PROMPT: Your task is to give the data again, exactly, with every line intact.

RECORD SET:
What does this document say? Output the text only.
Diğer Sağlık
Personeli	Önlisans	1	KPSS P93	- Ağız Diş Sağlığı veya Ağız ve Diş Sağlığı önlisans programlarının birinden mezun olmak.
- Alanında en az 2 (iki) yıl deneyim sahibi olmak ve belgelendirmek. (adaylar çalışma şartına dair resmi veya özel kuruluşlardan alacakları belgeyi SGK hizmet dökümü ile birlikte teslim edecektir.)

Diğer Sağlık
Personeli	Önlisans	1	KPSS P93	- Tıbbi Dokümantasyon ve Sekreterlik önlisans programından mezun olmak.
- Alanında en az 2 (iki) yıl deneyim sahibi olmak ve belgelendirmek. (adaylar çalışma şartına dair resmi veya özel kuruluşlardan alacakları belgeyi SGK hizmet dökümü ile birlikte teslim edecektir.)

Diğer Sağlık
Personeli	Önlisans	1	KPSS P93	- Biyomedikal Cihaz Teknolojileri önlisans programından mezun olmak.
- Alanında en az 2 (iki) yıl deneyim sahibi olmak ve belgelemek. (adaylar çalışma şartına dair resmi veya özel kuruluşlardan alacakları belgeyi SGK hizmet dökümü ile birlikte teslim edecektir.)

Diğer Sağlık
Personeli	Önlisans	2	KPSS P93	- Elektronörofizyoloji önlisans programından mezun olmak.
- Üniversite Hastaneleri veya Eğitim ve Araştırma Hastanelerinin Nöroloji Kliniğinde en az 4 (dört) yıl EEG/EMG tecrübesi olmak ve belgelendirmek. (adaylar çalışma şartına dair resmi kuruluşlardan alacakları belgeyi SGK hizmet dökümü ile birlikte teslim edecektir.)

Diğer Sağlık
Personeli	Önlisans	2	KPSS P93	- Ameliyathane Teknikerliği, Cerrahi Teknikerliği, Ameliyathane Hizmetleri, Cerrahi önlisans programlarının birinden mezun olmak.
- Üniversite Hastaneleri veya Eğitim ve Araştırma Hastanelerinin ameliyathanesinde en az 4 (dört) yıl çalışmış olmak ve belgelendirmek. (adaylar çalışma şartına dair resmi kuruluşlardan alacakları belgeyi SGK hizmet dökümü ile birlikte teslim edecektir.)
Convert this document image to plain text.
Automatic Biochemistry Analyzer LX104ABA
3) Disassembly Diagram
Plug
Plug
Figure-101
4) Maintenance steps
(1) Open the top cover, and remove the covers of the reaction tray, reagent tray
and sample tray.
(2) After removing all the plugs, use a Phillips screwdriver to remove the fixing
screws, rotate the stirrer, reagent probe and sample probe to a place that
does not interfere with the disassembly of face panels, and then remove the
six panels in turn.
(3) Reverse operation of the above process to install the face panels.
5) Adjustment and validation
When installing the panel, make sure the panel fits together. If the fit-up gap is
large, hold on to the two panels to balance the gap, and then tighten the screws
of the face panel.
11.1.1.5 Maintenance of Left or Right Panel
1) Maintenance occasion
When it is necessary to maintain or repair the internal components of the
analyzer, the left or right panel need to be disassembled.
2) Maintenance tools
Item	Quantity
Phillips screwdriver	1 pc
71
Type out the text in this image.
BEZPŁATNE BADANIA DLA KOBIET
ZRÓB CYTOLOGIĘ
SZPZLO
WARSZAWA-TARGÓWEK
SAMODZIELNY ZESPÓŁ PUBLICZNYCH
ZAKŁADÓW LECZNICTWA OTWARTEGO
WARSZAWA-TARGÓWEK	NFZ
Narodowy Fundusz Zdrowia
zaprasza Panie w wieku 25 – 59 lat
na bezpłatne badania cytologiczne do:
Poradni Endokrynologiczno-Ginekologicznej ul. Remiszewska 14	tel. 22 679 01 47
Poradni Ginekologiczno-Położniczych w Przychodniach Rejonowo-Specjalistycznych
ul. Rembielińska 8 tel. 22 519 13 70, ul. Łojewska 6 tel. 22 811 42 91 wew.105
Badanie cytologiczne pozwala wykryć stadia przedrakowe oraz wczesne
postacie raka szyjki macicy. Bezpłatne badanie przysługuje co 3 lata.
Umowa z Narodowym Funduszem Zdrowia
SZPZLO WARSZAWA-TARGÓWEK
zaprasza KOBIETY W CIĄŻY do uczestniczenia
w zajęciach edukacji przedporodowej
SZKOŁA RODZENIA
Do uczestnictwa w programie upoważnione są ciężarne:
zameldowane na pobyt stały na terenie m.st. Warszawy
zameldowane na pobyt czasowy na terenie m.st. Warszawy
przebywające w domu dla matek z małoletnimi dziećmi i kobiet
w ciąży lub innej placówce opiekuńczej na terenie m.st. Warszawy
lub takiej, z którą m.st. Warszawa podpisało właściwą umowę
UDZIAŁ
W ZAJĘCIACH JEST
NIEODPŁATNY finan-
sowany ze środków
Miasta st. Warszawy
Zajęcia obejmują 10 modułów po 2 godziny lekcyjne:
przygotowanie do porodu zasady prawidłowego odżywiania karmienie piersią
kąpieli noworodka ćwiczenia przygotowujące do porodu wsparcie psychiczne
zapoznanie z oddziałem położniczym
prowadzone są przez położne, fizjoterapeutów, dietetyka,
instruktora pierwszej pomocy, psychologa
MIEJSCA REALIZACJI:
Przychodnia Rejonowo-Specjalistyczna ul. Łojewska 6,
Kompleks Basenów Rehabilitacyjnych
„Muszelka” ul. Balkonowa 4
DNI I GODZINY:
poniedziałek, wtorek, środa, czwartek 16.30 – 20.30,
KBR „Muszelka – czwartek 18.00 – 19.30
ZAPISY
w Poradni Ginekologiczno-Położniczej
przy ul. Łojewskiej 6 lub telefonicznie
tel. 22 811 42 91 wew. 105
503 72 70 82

ANSWER TO THIS PROBLEM:
What does this document say? Output the text only.
Diğer Sağlık
Personeli	Önlisans	1	KPSS P93	- Ağız Diş Sağlığı veya Ağız ve Diş Sağlığı önlisans programlarının birinden mezun olmak.
- Alanında en az 2 (iki) yıl deneyim sahibi olmak ve belgelendirmek. (adaylar çalışma şartına dair resmi veya özel kuruluşlardan alacakları belgeyi SGK hizmet dökümü ile birlikte teslim edecektir.)

Diğer Sağlık
Personeli	Önlisans	1	KPSS P93	- Tıbbi Dokümantasyon ve Sekreterlik önlisans programından mezun olmak.
- Alanında en az 2 (iki) yıl deneyim sahibi olmak ve belgelendirmek. (adaylar çalışma şartına dair resmi veya özel kuruluşlardan alacakları belgeyi SGK hizmet dökümü ile birlikte teslim edecektir.)

Diğer Sağlık
Personeli	Önlisans	1	KPSS P93	- Biyomedikal Cihaz Teknolojileri önlisans programından mezun olmak.
- Alanında en az 2 (iki) yıl deneyim sahibi olmak ve belgelemek. (adaylar çalışma şartına dair resmi veya özel kuruluşlardan alacakları belgeyi SGK hizmet dökümü ile birlikte teslim edecektir.)

Diğer Sağlık
Personeli	Önlisans	2	KPSS P93	- Elektronörofizyoloji önlisans programından mezun olmak.
- Üniversite Hastaneleri veya Eğitim ve Araştırma Hastanelerinin Nöroloji Kliniğinde en az 4 (dört) yıl EEG/EMG tecrübesi olmak ve belgelendirmek. (adaylar çalışma şartına dair resmi kuruluşlardan alacakları belgeyi SGK hizmet dökümü ile birlikte teslim edecektir.)

Diğer Sağlık
Personeli	Önlisans	2	KPSS P93	- Ameliyathane Teknikerliği, Cerrahi Teknikerliği, Ameliyathane Hizmetleri, Cerrahi önlisans programlarının birinden mezun olmak.
- Üniversite Hastaneleri veya Eğitim ve Araştırma Hastanelerinin ameliyathanesinde en az 4 (dört) yıl çalışmış olmak ve belgelendirmek. (adaylar çalışma şartına dair resmi kuruluşlardan alacakları belgeyi SGK hizmet dökümü ile birlikte teslim edecektir.)
Convert this document image to plain text.
Automatic Biochemistry Analyzer LX104ABA
3) Disassembly Diagram
Plug
Plug
Figure-101
4) Maintenance steps
(1) Open the top cover, and remove the covers of the reaction tray, reagent tray
and sample tray.
(2) After removing all the plugs, use a Phillips screwdriver to remove the fixing
screws, rotate the stirrer, reagent probe and sample probe to a place that
does not interfere with the disassembly of face panels, and then remove the
six panels in turn.
(3) Reverse operation of the above process to install the face panels.
5) Adjustment and validation
When installing the panel, make sure the panel fits together. If the fit-up gap is
large, hold on to the two panels to balance the gap, and then tighten the screws
of the face panel.
11.1.1.5 Maintenance of Left or Right Panel
1) Maintenance occasion
When it is necessary to maintain or repair the internal components of the
analyzer, the left or right panel need to be disassembled.
2) Maintenance tools
Item	Quantity
Phillips screwdriver	1 pc
71
Type out the text in this image.
BEZPŁATNE BADANIA DLA KOBIET
ZRÓB CYTOLOGIĘ
SZPZLO
WARSZAWA-TARGÓWEK
SAMODZIELNY ZESPÓŁ PUBLICZNYCH
ZAKŁADÓW LECZNICTWA OTWARTEGO
WARSZAWA-TARGÓWEK	NFZ
Narodowy Fundusz Zdrowia
zaprasza Panie w wieku 25 – 59 lat
na bezpłatne badania cytologiczne do:
Poradni Endokrynologiczno-Ginekologicznej ul. Remiszewska 14	tel. 22 679 01 47
Poradni Ginekologiczno-Położniczych w Przychodniach Rejonowo-Specjalistycznych
ul. Rembielińska 8 tel. 22 519 13 70, ul. Łojewska 6 tel. 22 811 42 91 wew.105
Badanie cytologiczne pozwala wykryć stadia przedrakowe oraz wczesne
postacie raka szyjki macicy. Bezpłatne badanie przysługuje co 3 lata.
Umowa z Narodowym Funduszem Zdrowia
SZPZLO WARSZAWA-TARGÓWEK
zaprasza KOBIETY W CIĄŻY do uczestniczenia
w zajęciach edukacji przedporodowej
SZKOŁA RODZENIA
Do uczestnictwa w programie upoważnione są ciężarne:
zameldowane na pobyt stały na terenie m.st. Warszawy
zameldowane na pobyt czasowy na terenie m.st. Warszawy
przebywające w domu dla matek z małoletnimi dziećmi i kobiet
w ciąży lub innej placówce opiekuńczej na terenie m.st. Warszawy
lub takiej, z którą m.st. Warszawa podpisało właściwą umowę
UDZIAŁ
W ZAJĘCIACH JEST
NIEODPŁATNY finan-
sowany ze środków
Miasta st. Warszawy
Zajęcia obejmują 10 modułów po 2 godziny lekcyjne:
przygotowanie do porodu zasady prawidłowego odżywiania karmienie piersią
kąpieli noworodka ćwiczenia przygotowujące do porodu wsparcie psychiczne
zapoznanie z oddziałem położniczym
prowadzone są przez położne, fizjoterapeutów, dietetyka,
instruktora pierwszej pomocy, psychologa
MIEJSCA REALIZACJI:
Przychodnia Rejonowo-Specjalistyczna ul. Łojewska 6,
Kompleks Basenów Rehabilitacyjnych
„Muszelka” ul. Balkonowa 4
DNI I GODZINY:
poniedziałek, wtorek, środa, czwartek 16.30 – 20.30,
KBR „Muszelka – czwartek 18.00 – 19.30
ZAPISY
w Poradni Ginekologiczno-Położniczej
przy ul. Łojewskiej 6 lub telefonicznie
tel. 22 811 42 91 wew. 105
503 72 70 82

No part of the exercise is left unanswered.